#### Available records ####
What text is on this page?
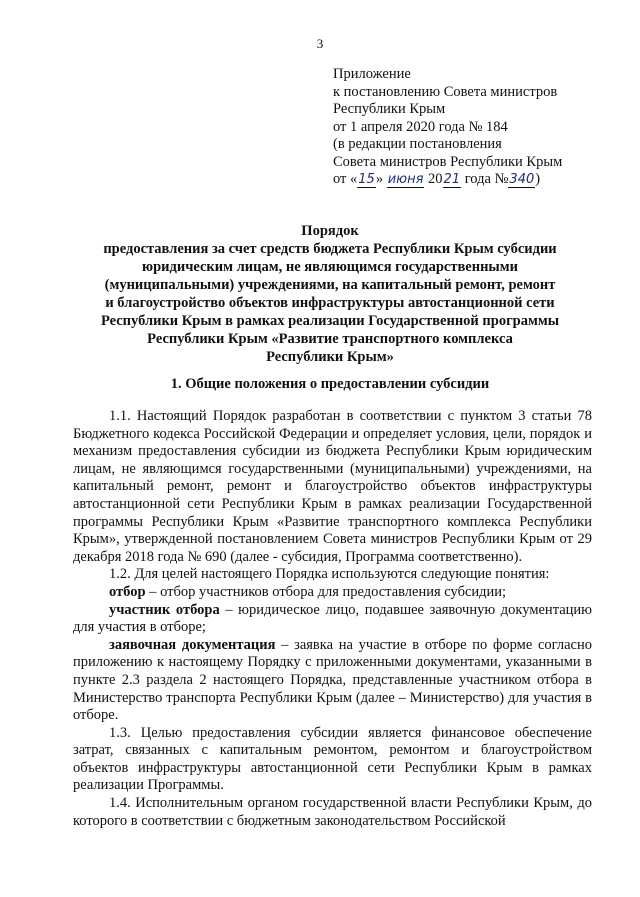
3
Приложение
к постановлению Совета министров
Республики Крым
от 1 апреля 2020 года № 184
(в редакции постановления
Совета министров Республики Крым
от «15» июня 2021 года №340)
Порядок
предоставления за счет средств бюджета Республики Крым субсидии
юридическим лицам, не являющимся государственными
(муниципальными) учреждениями, на капитальный ремонт, ремонт
и благоустройство объектов инфраструктуры автостанционной сети
Республики Крым в рамках реализации Государственной программы
Республики Крым «Развитие транспортного комплекса
Республики Крым»
1. Общие положения о предоставлении субсидии

1.1. Настоящий Порядок разработан в соответствии с пунктом 3 статьи 78 Бюджетного кодекса Российской Федерации и определяет условия, цели, порядок и механизм предоставления субсидии из бюджета Республики Крым юридическим лицам, не являющимся государственными (муниципальными) учреждениями, на капитальный ремонт, ремонт и благоустройство объектов инфраструктуры автостанционной сети Республики Крым в рамках реализации Государственной программы Республики Крым «Развитие транспортного комплекса Республики Крым», утвержденной постановлением Совета министров Республики Крым от 29 декабря 2018 года № 690 (далее - субсидия, Программа соответственно).

1.2. Для целей настоящего Порядка используются следующие понятия:

отбор – отбор участников отбора для предоставления субсидии;

участник отбора – юридическое лицо, подавшее заявочную документацию для участия в отборе;

заявочная документация – заявка на участие в отборе по форме согласно приложению к настоящему Порядку с приложенными документами, указанными в пункте 2.3 раздела 2 настоящего Порядка, представленные участником отбора в Министерство транспорта Республики Крым (далее – Министерство) для участия в отборе.

1.3. Целью предоставления субсидии является финансовое обеспечение затрат, связанных с капитальным ремонтом, ремонтом и благоустройством объектов инфраструктуры автостанционной сети Республики Крым в рамках реализации Программы.

1.4. Исполнительным органом государственной власти Республики Крым, до которого в соответствии с бюджетным законодательством Российской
####
- Task goal -
Print the complete listing exactly as it stands, without its pictures.

- Response -
What text is on this page?
3
Приложение
к постановлению Совета министров
Республики Крым
от 1 апреля 2020 года № 184
(в редакции постановления
Совета министров Республики Крым
от «15» июня 2021 года №340)
Порядок
предоставления за счет средств бюджета Республики Крым субсидии
юридическим лицам, не являющимся государственными
(муниципальными) учреждениями, на капитальный ремонт, ремонт
и благоустройство объектов инфраструктуры автостанционной сети
Республики Крым в рамках реализации Государственной программы
Республики Крым «Развитие транспортного комплекса
Республики Крым»
1. Общие положения о предоставлении субсидии

1.1. Настоящий Порядок разработан в соответствии с пунктом 3 статьи 78 Бюджетного кодекса Российской Федерации и определяет условия, цели, порядок и механизм предоставления субсидии из бюджета Республики Крым юридическим лицам, не являющимся государственными (муниципальными) учреждениями, на капитальный ремонт, ремонт и благоустройство объектов инфраструктуры автостанционной сети Республики Крым в рамках реализации Государственной программы Республики Крым «Развитие транспортного комплекса Республики Крым», утвержденной постановлением Совета министров Республики Крым от 29 декабря 2018 года № 690 (далее - субсидия, Программа соответственно).

1.2. Для целей настоящего Порядка используются следующие понятия:

отбор – отбор участников отбора для предоставления субсидии;

участник отбора – юридическое лицо, подавшее заявочную документацию для участия в отборе;

заявочная документация – заявка на участие в отборе по форме согласно приложению к настоящему Порядку с приложенными документами, указанными в пункте 2.3 раздела 2 настоящего Порядка, представленные участником отбора в Министерство транспорта Республики Крым (далее – Министерство) для участия в отборе.

1.3. Целью предоставления субсидии является финансовое обеспечение затрат, связанных с капитальным ремонтом, ремонтом и благоустройством объектов инфраструктуры автостанционной сети Республики Крым в рамках реализации Программы.

1.4. Исполнительным органом государственной власти Республики Крым, до которого в соответствии с бюджетным законодательством Российской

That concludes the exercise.